The records below are to be copied word for word, with every picture left out.
+++++
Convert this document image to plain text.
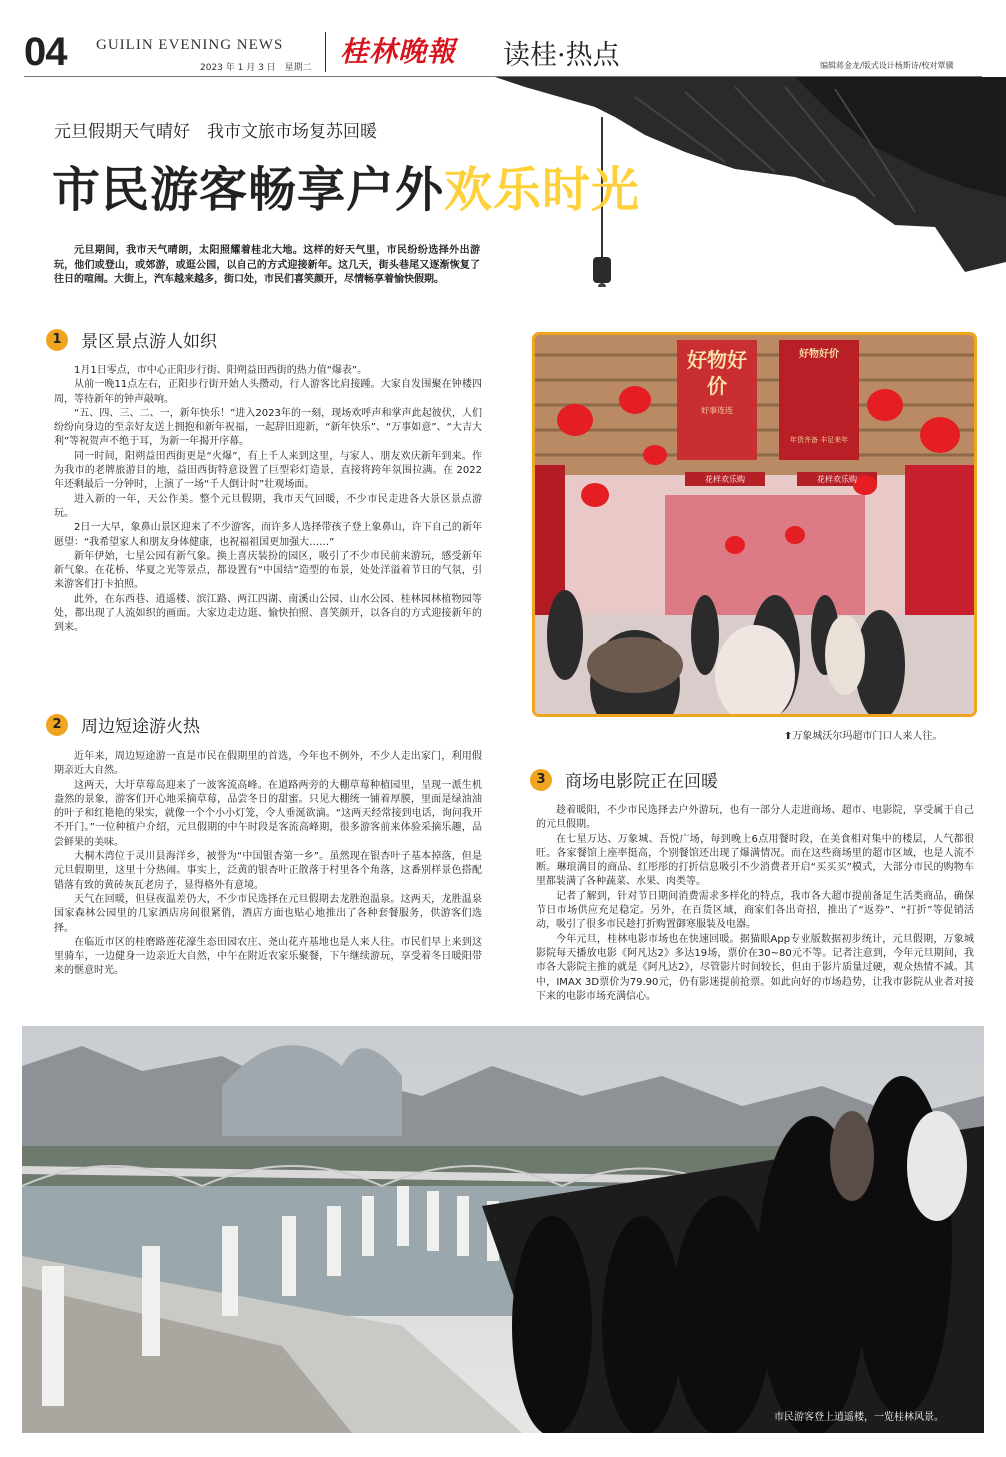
04 GUILIN EVENING NEWS
2023 年 1 月 3 日　星期二 桂林晚報 读桂·热点	编辑蒋金龙/版式设计杨斯诗/校对覃骥
元旦假期天气晴好　我市文旅市场复苏回暖
市民游客畅享户外欢乐时光

元旦期间，我市天气晴朗，太阳照耀着桂北大地。这样的好天气里，市民纷纷选择外出游玩，他们或登山，或郊游，或逛公园，以自己的方式迎接新年。这几天，街头巷尾又逐渐恢复了往日的喧闹。大街上，汽车越来越多，街口处，市民们喜笑颜开，尽情畅享着愉快假期。

1	景区景点游人如织

1月1日零点，市中心正阳步行街、阳朔益田西街的热力值“爆表”。

从前一晚11点左右，正阳步行街开始人头攒动，行人游客比肩接踵。大家自发围聚在钟楼四周，等待新年的钟声敲响。

“五、四、三、二、一，新年快乐！”进入2023年的一刻，现场欢呼声和掌声此起彼伏，人们纷纷向身边的至亲好友送上拥抱和新年祝福，一起辞旧迎新，“新年快乐”、“万事如意”、“大吉大利”等祝贺声不绝于耳，为新一年揭开序幕。

同一时间，阳朔益田西街更是“火爆”，有上千人来到这里，与家人、朋友欢庆新年到来。作为我市的老牌旅游目的地，益田西街特意设置了巨型彩灯造景，直接将跨年氛围拉满。在 2022 年还剩最后一分钟时，上演了一场“千人倒计时”壮观场面。

进入新的一年，天公作美。整个元旦假期，我市天气回暖，不少市民走进各大景区景点游玩。

2日一大早，象鼻山景区迎来了不少游客，而许多人选择带孩子登上象鼻山，许下自己的新年愿望：“我希望家人和朋友身体健康，也祝福祖国更加强大……”

新年伊始，七星公园有新气象。换上喜庆装扮的园区，吸引了不少市民前来游玩，感受新年新气象。在花桥、华夏之光等景点，都设置有“中国结”造型的布景，处处洋溢着节日的气氛，引来游客们打卡拍照。

此外，在东西巷、逍遥楼、滨江路、两江四湖、南溪山公园、山水公园、桂林园林植物园等处，都出现了人流如织的画面。大家边走边逛、愉快拍照、喜笑颜开，以各自的方式迎接新年的到来。

2	周边短途游火热

近年来，周边短途游一直是市民在假期里的首选，今年也不例外，不少人走出家门，利用假期亲近大自然。

这两天，大圩草莓岛迎来了一波客流高峰。在道路两旁的大棚草莓种植园里，呈现一派生机盎然的景象，游客们开心地采摘草莓，品尝冬日的甜蜜。只见大棚统一铺着厚膜，里面是绿油油的叶子和红艳艳的果实，就像一个个小小灯笼，令人垂涎欲滴。“这两天经常接到电话，询问我开不开门。”一位种植户介绍，元旦假期的中午时段是客流高峰期，很多游客前来体验采摘乐趣，品尝鲜果的美味。

大桐木湾位于灵川县海洋乡，被誉为“中国银杏第一乡”。虽然现在银杏叶子基本掉落，但是元旦假期里，这里十分热闹。事实上，泛黄的银杏叶正散落于村里各个角落，这番别样景色搭配错落有致的黄砖灰瓦老房子，显得格外有意境。

天气在回暖，但昼夜温差仍大，不少市民选择在元旦假期去龙胜泡温泉。这两天，龙胜温泉国家森林公园里的几家酒店房间很紧俏，酒店方面也贴心地推出了各种套餐服务，供游客们选择。

在临近市区的桂磨路莲花濠生态田园农庄、尧山花卉基地也是人来人往。市民们早上来到这里骑车，一边健身一边亲近大自然，中午在附近农家乐聚餐，下午继续游玩，享受着冬日暖阳带来的惬意时光。

好物好价
好事连连
好物好价
年货齐备 丰足来年
花样欢乐购	花样欢乐购
⬆万象城沃尔玛超市门口人来人往。
3	商场电影院正在回暖

趁着暖阳，不少市民选择去户外游玩，也有一部分人走进商场、超市、电影院，享受属于自己的元旦假期。

在七星万达、万象城、吾悦广场，每到晚上6点用餐时段，在美食相对集中的楼层，人气都很旺。各家餐馆上座率挺高，个别餐馆还出现了爆满情况。而在这些商场里的超市区域，也是人流不断。琳琅满目的商品、红彤彤的打折信息吸引不少消费者开启“买买买”模式，大部分市民的购物车里都装满了各种蔬菜、水果、肉类等。

记者了解到，针对节日期间消费需求多样化的特点，我市各大超市提前备足生活类商品，确保节日市场供应充足稳定。另外，在百货区域，商家们各出奇招，推出了“返券”、“打折”等促销活动，吸引了很多市民趁打折购置御寒服装及电器。

今年元旦，桂林电影市场也在快速回暖。据猫眼App专业版数据初步统计，元旦假期，万象城影院每天播放电影《阿凡达2》多达19场，票价在30~80元不等。记者注意到，今年元旦期间，我市各大影院主推的就是《阿凡达2》，尽管影片时间较长，但由于影片质量过硬，观众热情不减。其中，IMAX 3D票价为79.90元，仍有影迷提前抢票。如此向好的市场趋势，让我市影院从业者对接下来的电影市场充满信心。

市民游客登上逍遥楼，一览桂林风景。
+++++
**FINISHED EXERCISE**
Convert this document image to plain text.
04 GUILIN EVENING NEWS
2023 年 1 月 3 日　星期二 桂林晚報 读桂·热点	编辑蒋金龙/版式设计杨斯诗/校对覃骥
元旦假期天气晴好　我市文旅市场复苏回暖
市民游客畅享户外欢乐时光

元旦期间，我市天气晴朗，太阳照耀着桂北大地。这样的好天气里，市民纷纷选择外出游玩，他们或登山，或郊游，或逛公园，以自己的方式迎接新年。这几天，街头巷尾又逐渐恢复了往日的喧闹。大街上，汽车越来越多，街口处，市民们喜笑颜开，尽情畅享着愉快假期。

1	景区景点游人如织

1月1日零点，市中心正阳步行街、阳朔益田西街的热力值“爆表”。

从前一晚11点左右，正阳步行街开始人头攒动，行人游客比肩接踵。大家自发围聚在钟楼四周，等待新年的钟声敲响。

“五、四、三、二、一，新年快乐！”进入2023年的一刻，现场欢呼声和掌声此起彼伏，人们纷纷向身边的至亲好友送上拥抱和新年祝福，一起辞旧迎新，“新年快乐”、“万事如意”、“大吉大利”等祝贺声不绝于耳，为新一年揭开序幕。

同一时间，阳朔益田西街更是“火爆”，有上千人来到这里，与家人、朋友欢庆新年到来。作为我市的老牌旅游目的地，益田西街特意设置了巨型彩灯造景，直接将跨年氛围拉满。在 2022 年还剩最后一分钟时，上演了一场“千人倒计时”壮观场面。

进入新的一年，天公作美。整个元旦假期，我市天气回暖，不少市民走进各大景区景点游玩。

2日一大早，象鼻山景区迎来了不少游客，而许多人选择带孩子登上象鼻山，许下自己的新年愿望：“我希望家人和朋友身体健康，也祝福祖国更加强大……”

新年伊始，七星公园有新气象。换上喜庆装扮的园区，吸引了不少市民前来游玩，感受新年新气象。在花桥、华夏之光等景点，都设置有“中国结”造型的布景，处处洋溢着节日的气氛，引来游客们打卡拍照。

此外，在东西巷、逍遥楼、滨江路、两江四湖、南溪山公园、山水公园、桂林园林植物园等处，都出现了人流如织的画面。大家边走边逛、愉快拍照、喜笑颜开，以各自的方式迎接新年的到来。

2	周边短途游火热

近年来，周边短途游一直是市民在假期里的首选，今年也不例外，不少人走出家门，利用假期亲近大自然。

这两天，大圩草莓岛迎来了一波客流高峰。在道路两旁的大棚草莓种植园里，呈现一派生机盎然的景象，游客们开心地采摘草莓，品尝冬日的甜蜜。只见大棚统一铺着厚膜，里面是绿油油的叶子和红艳艳的果实，就像一个个小小灯笼，令人垂涎欲滴。“这两天经常接到电话，询问我开不开门。”一位种植户介绍，元旦假期的中午时段是客流高峰期，很多游客前来体验采摘乐趣，品尝鲜果的美味。

大桐木湾位于灵川县海洋乡，被誉为“中国银杏第一乡”。虽然现在银杏叶子基本掉落，但是元旦假期里，这里十分热闹。事实上，泛黄的银杏叶正散落于村里各个角落，这番别样景色搭配错落有致的黄砖灰瓦老房子，显得格外有意境。

天气在回暖，但昼夜温差仍大，不少市民选择在元旦假期去龙胜泡温泉。这两天，龙胜温泉国家森林公园里的几家酒店房间很紧俏，酒店方面也贴心地推出了各种套餐服务，供游客们选择。

在临近市区的桂磨路莲花濠生态田园农庄、尧山花卉基地也是人来人往。市民们早上来到这里骑车，一边健身一边亲近大自然，中午在附近农家乐聚餐，下午继续游玩，享受着冬日暖阳带来的惬意时光。

好物好价
好事连连
好物好价
年货齐备 丰足来年
花样欢乐购	花样欢乐购
⬆万象城沃尔玛超市门口人来人往。
3	商场电影院正在回暖

趁着暖阳，不少市民选择去户外游玩，也有一部分人走进商场、超市、电影院，享受属于自己的元旦假期。

在七星万达、万象城、吾悦广场，每到晚上6点用餐时段，在美食相对集中的楼层，人气都很旺。各家餐馆上座率挺高，个别餐馆还出现了爆满情况。而在这些商场里的超市区域，也是人流不断。琳琅满目的商品、红彤彤的打折信息吸引不少消费者开启“买买买”模式，大部分市民的购物车里都装满了各种蔬菜、水果、肉类等。

记者了解到，针对节日期间消费需求多样化的特点，我市各大超市提前备足生活类商品，确保节日市场供应充足稳定。另外，在百货区域，商家们各出奇招，推出了“返券”、“打折”等促销活动，吸引了很多市民趁打折购置御寒服装及电器。

今年元旦，桂林电影市场也在快速回暖。据猫眼App专业版数据初步统计，元旦假期，万象城影院每天播放电影《阿凡达2》多达19场，票价在30~80元不等。记者注意到，今年元旦期间，我市各大影院主推的就是《阿凡达2》，尽管影片时间较长，但由于影片质量过硬，观众热情不减。其中，IMAX 3D票价为79.90元，仍有影迷提前抢票。如此向好的市场趋势，让我市影院从业者对接下来的电影市场充满信心。

市民游客登上逍遥楼，一览桂林风景。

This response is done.